— Task requirements —
Omit the pictures, then write out every entry exactly as it reads.
........
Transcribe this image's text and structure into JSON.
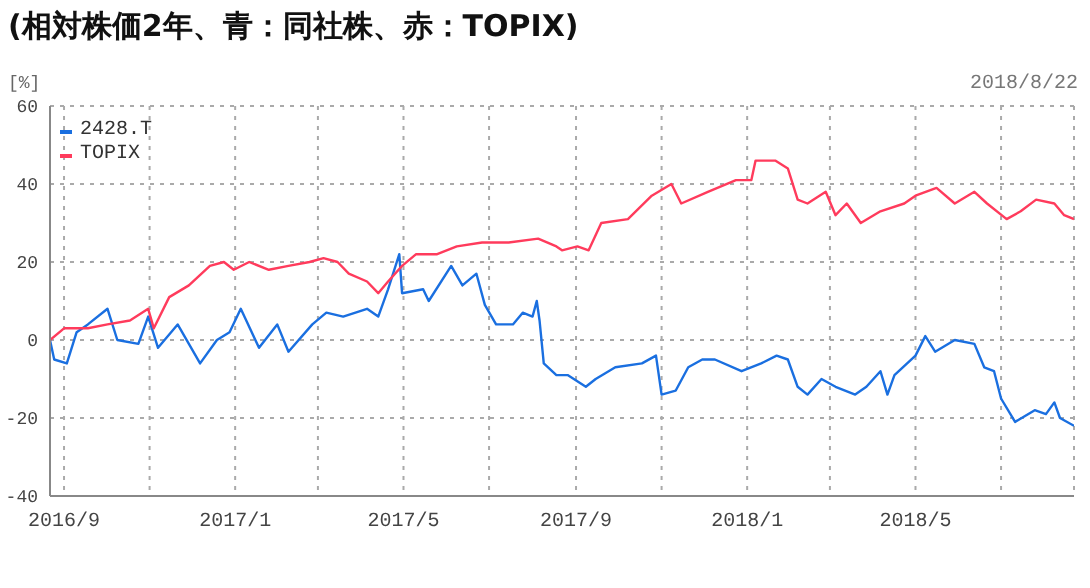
{
  "chart_data": {
    "type": "line",
    "title": "(相対株価2年、青：同社株、赤：TOPIX)",
    "ylabel": "[%]",
    "annotations": [
      "2018/8/22"
    ],
    "xlim": [
      "2016-08-22",
      "2018-08-22"
    ],
    "xticks": [
      {
        "value": "2016-09-01",
        "label": "2016/9"
      },
      {
        "value": "2016-11-01",
        "label": null
      },
      {
        "value": "2017-01-01",
        "label": "2017/1"
      },
      {
        "value": "2017-03-01",
        "label": null
      },
      {
        "value": "2017-05-01",
        "label": "2017/5"
      },
      {
        "value": "2017-07-01",
        "label": null
      },
      {
        "value": "2017-09-01",
        "label": "2017/9"
      },
      {
        "value": "2017-11-01",
        "label": null
      },
      {
        "value": "2018-01-01",
        "label": "2018/1"
      },
      {
        "value": "2018-03-01",
        "label": null
      },
      {
        "value": "2018-05-01",
        "label": "2018/5"
      },
      {
        "value": "2018-07-01",
        "label": null
      }
    ],
    "ylim": [
      -40,
      60
    ],
    "yticks": [
      -40,
      -20,
      0,
      20,
      40,
      60
    ],
    "grid": true,
    "legend": "top left",
    "marker": "none",
    "line_style": "solid",
    "series": [
      {
        "name": "2428.T",
        "color": "#1a6fe0",
        "x": [
          "2016-08-22",
          "2016-08-25",
          "2016-09-03",
          "2016-09-10",
          "2016-09-18",
          "2016-10-02",
          "2016-10-09",
          "2016-10-24",
          "2016-10-31",
          "2016-11-07",
          "2016-11-21",
          "2016-12-07",
          "2016-12-19",
          "2016-12-28",
          "2017-01-05",
          "2017-01-18",
          "2017-01-31",
          "2017-02-08",
          "2017-02-25",
          "2017-03-07",
          "2017-03-19",
          "2017-04-05",
          "2017-04-13",
          "2017-04-20",
          "2017-04-28",
          "2017-04-30",
          "2017-05-15",
          "2017-05-19",
          "2017-06-04",
          "2017-06-12",
          "2017-06-22",
          "2017-06-28",
          "2017-07-06",
          "2017-07-18",
          "2017-07-25",
          "2017-08-01",
          "2017-08-04",
          "2017-08-06",
          "2017-08-09",
          "2017-08-18",
          "2017-08-26",
          "2017-09-08",
          "2017-09-15",
          "2017-09-29",
          "2017-10-18",
          "2017-10-28",
          "2017-11-01",
          "2017-11-11",
          "2017-11-20",
          "2017-11-30",
          "2017-12-09",
          "2017-12-28",
          "2018-01-11",
          "2018-01-22",
          "2018-01-30",
          "2018-02-06",
          "2018-02-13",
          "2018-02-23",
          "2018-03-05",
          "2018-03-19",
          "2018-03-27",
          "2018-04-06",
          "2018-04-11",
          "2018-04-16",
          "2018-05-01",
          "2018-05-08",
          "2018-05-15",
          "2018-05-29",
          "2018-06-12",
          "2018-06-19",
          "2018-06-26",
          "2018-07-01",
          "2018-07-11",
          "2018-07-25",
          "2018-08-02",
          "2018-08-08",
          "2018-08-12",
          "2018-08-22"
        ],
        "values": [
          0,
          -5,
          -6,
          2,
          4,
          8,
          0,
          -1,
          6,
          -2,
          4,
          -6,
          0,
          2,
          8,
          -2,
          4,
          -3,
          4,
          7,
          6,
          8,
          6,
          13,
          22,
          12,
          13,
          10,
          19,
          14,
          17,
          9,
          4,
          4,
          7,
          6,
          10,
          5,
          -6,
          -9,
          -9,
          -12,
          -10,
          -7,
          -6,
          -4,
          -14,
          -13,
          -7,
          -5,
          -5,
          -8,
          -6,
          -4,
          -5,
          -12,
          -14,
          -10,
          -12,
          -14,
          -12,
          -8,
          -14,
          -9,
          -4,
          1,
          -3,
          0,
          -1,
          -7,
          -8,
          -15,
          -21,
          -18,
          -19,
          -16,
          -20,
          -22
        ]
      },
      {
        "name": "TOPIX",
        "color": "#ff3b5c",
        "x": [
          "2016-08-22",
          "2016-09-01",
          "2016-09-18",
          "2016-10-02",
          "2016-10-18",
          "2016-10-31",
          "2016-11-04",
          "2016-11-15",
          "2016-11-29",
          "2016-12-14",
          "2016-12-24",
          "2016-12-31",
          "2017-01-11",
          "2017-01-25",
          "2017-02-08",
          "2017-02-23",
          "2017-03-05",
          "2017-03-15",
          "2017-03-23",
          "2017-04-05",
          "2017-04-13",
          "2017-04-20",
          "2017-04-30",
          "2017-05-10",
          "2017-05-25",
          "2017-06-08",
          "2017-06-26",
          "2017-07-15",
          "2017-08-05",
          "2017-08-18",
          "2017-08-22",
          "2017-09-02",
          "2017-09-10",
          "2017-09-19",
          "2017-10-08",
          "2017-10-25",
          "2017-11-08",
          "2017-11-15",
          "2017-12-04",
          "2017-12-24",
          "2018-01-04",
          "2018-01-07",
          "2018-01-21",
          "2018-01-30",
          "2018-02-06",
          "2018-02-13",
          "2018-02-26",
          "2018-03-05",
          "2018-03-13",
          "2018-03-23",
          "2018-04-06",
          "2018-04-23",
          "2018-05-01",
          "2018-05-16",
          "2018-05-29",
          "2018-06-12",
          "2018-06-21",
          "2018-07-05",
          "2018-07-15",
          "2018-07-26",
          "2018-08-08",
          "2018-08-15",
          "2018-08-22"
        ],
        "values": [
          0,
          3,
          3,
          4,
          5,
          8,
          3,
          11,
          14,
          19,
          20,
          18,
          20,
          18,
          19,
          20,
          21,
          20,
          17,
          15,
          12,
          15,
          19,
          22,
          22,
          24,
          25,
          25,
          26,
          24,
          23,
          24,
          23,
          30,
          31,
          37,
          40,
          35,
          38,
          41,
          41,
          46,
          46,
          44,
          36,
          35,
          38,
          32,
          35,
          30,
          33,
          35,
          37,
          39,
          35,
          38,
          35,
          31,
          33,
          36,
          35,
          32,
          31
        ]
      }
    ]
  }
}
........
— Output for this exercise —
Transcribe this image's text and structure into JSON.
{
  "chart_data": {
    "type": "line",
    "title": "(相対株価2年、青：同社株、赤：TOPIX)",
    "ylabel": "[%]",
    "annotations": [
      "2018/8/22"
    ],
    "xlim": [
      "2016-08-22",
      "2018-08-22"
    ],
    "xticks": [
      {
        "value": "2016-09-01",
        "label": "2016/9"
      },
      {
        "value": "2016-11-01",
        "label": null
      },
      {
        "value": "2017-01-01",
        "label": "2017/1"
      },
      {
        "value": "2017-03-01",
        "label": null
      },
      {
        "value": "2017-05-01",
        "label": "2017/5"
      },
      {
        "value": "2017-07-01",
        "label": null
      },
      {
        "value": "2017-09-01",
        "label": "2017/9"
      },
      {
        "value": "2017-11-01",
        "label": null
      },
      {
        "value": "2018-01-01",
        "label": "2018/1"
      },
      {
        "value": "2018-03-01",
        "label": null
      },
      {
        "value": "2018-05-01",
        "label": "2018/5"
      },
      {
        "value": "2018-07-01",
        "label": null
      }
    ],
    "ylim": [
      -40,
      60
    ],
    "yticks": [
      -40,
      -20,
      0,
      20,
      40,
      60
    ],
    "grid": true,
    "legend": "top left",
    "marker": "none",
    "line_style": "solid",
    "series": [
      {
        "name": "2428.T",
        "color": "#1a6fe0",
        "x": [
          "2016-08-22",
          "2016-08-25",
          "2016-09-03",
          "2016-09-10",
          "2016-09-18",
          "2016-10-02",
          "2016-10-09",
          "2016-10-24",
          "2016-10-31",
          "2016-11-07",
          "2016-11-21",
          "2016-12-07",
          "2016-12-19",
          "2016-12-28",
          "2017-01-05",
          "2017-01-18",
          "2017-01-31",
          "2017-02-08",
          "2017-02-25",
          "2017-03-07",
          "2017-03-19",
          "2017-04-05",
          "2017-04-13",
          "2017-04-20",
          "2017-04-28",
          "2017-04-30",
          "2017-05-15",
          "2017-05-19",
          "2017-06-04",
          "2017-06-12",
          "2017-06-22",
          "2017-06-28",
          "2017-07-06",
          "2017-07-18",
          "2017-07-25",
          "2017-08-01",
          "2017-08-04",
          "2017-08-06",
          "2017-08-09",
          "2017-08-18",
          "2017-08-26",
          "2017-09-08",
          "2017-09-15",
          "2017-09-29",
          "2017-10-18",
          "2017-10-28",
          "2017-11-01",
          "2017-11-11",
          "2017-11-20",
          "2017-11-30",
          "2017-12-09",
          "2017-12-28",
          "2018-01-11",
          "2018-01-22",
          "2018-01-30",
          "2018-02-06",
          "2018-02-13",
          "2018-02-23",
          "2018-03-05",
          "2018-03-19",
          "2018-03-27",
          "2018-04-06",
          "2018-04-11",
          "2018-04-16",
          "2018-05-01",
          "2018-05-08",
          "2018-05-15",
          "2018-05-29",
          "2018-06-12",
          "2018-06-19",
          "2018-06-26",
          "2018-07-01",
          "2018-07-11",
          "2018-07-25",
          "2018-08-02",
          "2018-08-08",
          "2018-08-12",
          "2018-08-22"
        ],
        "values": [
          0,
          -5,
          -6,
          2,
          4,
          8,
          0,
          -1,
          6,
          -2,
          4,
          -6,
          0,
          2,
          8,
          -2,
          4,
          -3,
          4,
          7,
          6,
          8,
          6,
          13,
          22,
          12,
          13,
          10,
          19,
          14,
          17,
          9,
          4,
          4,
          7,
          6,
          10,
          5,
          -6,
          -9,
          -9,
          -12,
          -10,
          -7,
          -6,
          -4,
          -14,
          -13,
          -7,
          -5,
          -5,
          -8,
          -6,
          -4,
          -5,
          -12,
          -14,
          -10,
          -12,
          -14,
          -12,
          -8,
          -14,
          -9,
          -4,
          1,
          -3,
          0,
          -1,
          -7,
          -8,
          -15,
          -21,
          -18,
          -19,
          -16,
          -20,
          -22
        ]
      },
      {
        "name": "TOPIX",
        "color": "#ff3b5c",
        "x": [
          "2016-08-22",
          "2016-09-01",
          "2016-09-18",
          "2016-10-02",
          "2016-10-18",
          "2016-10-31",
          "2016-11-04",
          "2016-11-15",
          "2016-11-29",
          "2016-12-14",
          "2016-12-24",
          "2016-12-31",
          "2017-01-11",
          "2017-01-25",
          "2017-02-08",
          "2017-02-23",
          "2017-03-05",
          "2017-03-15",
          "2017-03-23",
          "2017-04-05",
          "2017-04-13",
          "2017-04-20",
          "2017-04-30",
          "2017-05-10",
          "2017-05-25",
          "2017-06-08",
          "2017-06-26",
          "2017-07-15",
          "2017-08-05",
          "2017-08-18",
          "2017-08-22",
          "2017-09-02",
          "2017-09-10",
          "2017-09-19",
          "2017-10-08",
          "2017-10-25",
          "2017-11-08",
          "2017-11-15",
          "2017-12-04",
          "2017-12-24",
          "2018-01-04",
          "2018-01-07",
          "2018-01-21",
          "2018-01-30",
          "2018-02-06",
          "2018-02-13",
          "2018-02-26",
          "2018-03-05",
          "2018-03-13",
          "2018-03-23",
          "2018-04-06",
          "2018-04-23",
          "2018-05-01",
          "2018-05-16",
          "2018-05-29",
          "2018-06-12",
          "2018-06-21",
          "2018-07-05",
          "2018-07-15",
          "2018-07-26",
          "2018-08-08",
          "2018-08-15",
          "2018-08-22"
        ],
        "values": [
          0,
          3,
          3,
          4,
          5,
          8,
          3,
          11,
          14,
          19,
          20,
          18,
          20,
          18,
          19,
          20,
          21,
          20,
          17,
          15,
          12,
          15,
          19,
          22,
          22,
          24,
          25,
          25,
          26,
          24,
          23,
          24,
          23,
          30,
          31,
          37,
          40,
          35,
          38,
          41,
          41,
          46,
          46,
          44,
          36,
          35,
          38,
          32,
          35,
          30,
          33,
          35,
          37,
          39,
          35,
          38,
          35,
          31,
          33,
          36,
          35,
          32,
          31
        ]
      }
    ]
  }
}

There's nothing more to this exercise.